:: Dataset records

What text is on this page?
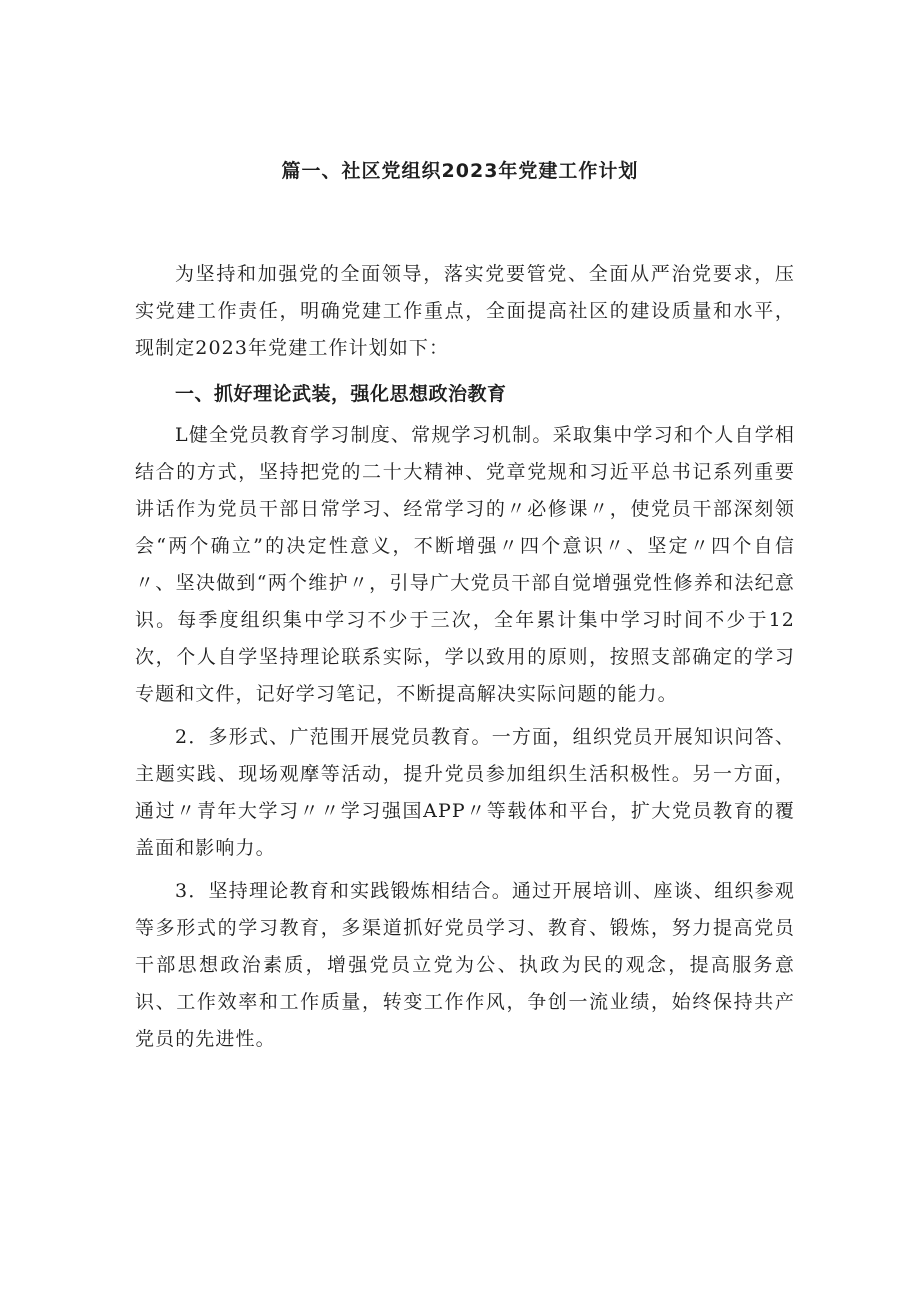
篇一、社区党组织2023年党建工作计划

为坚持和加强党的全面领导，落实党要管党、全面从严治党要求，压实党建工作责任，明确党建工作重点，全面提高社区的建设质量和水平，现制定2023年党建工作计划如下：

一、抓好理论武装，强化思想政治教育

L健全党员教育学习制度、常规学习机制。采取集中学习和个人自学相结合的方式，坚持把党的二十大精神、党章党规和习近平总书记系列重要讲话作为党员干部日常学习、经常学习的〃必修课〃，使党员干部深刻领会“两个确立”的决定性意义，不断增强〃四个意识〃、坚定〃四个自信〃、坚决做到“两个维护〃，引导广大党员干部自觉增强党性修养和法纪意识。每季度组织集中学习不少于三次，全年累计集中学习时间不少于12次，个人自学坚持理论联系实际，学以致用的原则，按照支部确定的学习专题和文件，记好学习笔记，不断提高解决实际问题的能力。

2．多形式、广范围开展党员教育。一方面，组织党员开展知识问答、主题实践、现场观摩等活动，提升党员参加组织生活积极性。另一方面，通过〃青年大学习〃〃学习强国APP〃等载体和平台，扩大党员教育的覆盖面和影响力。

3．坚持理论教育和实践锻炼相结合。通过开展培训、座谈、组织参观等多形式的学习教育，多渠道抓好党员学习、教育、锻炼，努力提高党员干部思想政治素质，增强党员立党为公、执政为民的观念，提高服务意识、工作效率和工作质量，转变工作作风，争创一流业绩，始终保持共产党员的先进性。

::::

Task statement. Print all of the records shown above exactly, leaving out each picture.

Written answer.
What text is on this page?
篇一、社区党组织2023年党建工作计划

为坚持和加强党的全面领导，落实党要管党、全面从严治党要求，压实党建工作责任，明确党建工作重点，全面提高社区的建设质量和水平，现制定2023年党建工作计划如下：

一、抓好理论武装，强化思想政治教育

L健全党员教育学习制度、常规学习机制。采取集中学习和个人自学相结合的方式，坚持把党的二十大精神、党章党规和习近平总书记系列重要讲话作为党员干部日常学习、经常学习的〃必修课〃，使党员干部深刻领会“两个确立”的决定性意义，不断增强〃四个意识〃、坚定〃四个自信〃、坚决做到“两个维护〃，引导广大党员干部自觉增强党性修养和法纪意识。每季度组织集中学习不少于三次，全年累计集中学习时间不少于12次，个人自学坚持理论联系实际，学以致用的原则，按照支部确定的学习专题和文件，记好学习笔记，不断提高解决实际问题的能力。

2．多形式、广范围开展党员教育。一方面，组织党员开展知识问答、主题实践、现场观摩等活动，提升党员参加组织生活积极性。另一方面，通过〃青年大学习〃〃学习强国APP〃等载体和平台，扩大党员教育的覆盖面和影响力。

3．坚持理论教育和实践锻炼相结合。通过开展培训、座谈、组织参观等多形式的学习教育，多渠道抓好党员学习、教育、锻炼，努力提高党员干部思想政治素质，增强党员立党为公、执政为民的观念，提高服务意识、工作效率和工作质量，转变工作作风，争创一流业绩，始终保持共产党员的先进性。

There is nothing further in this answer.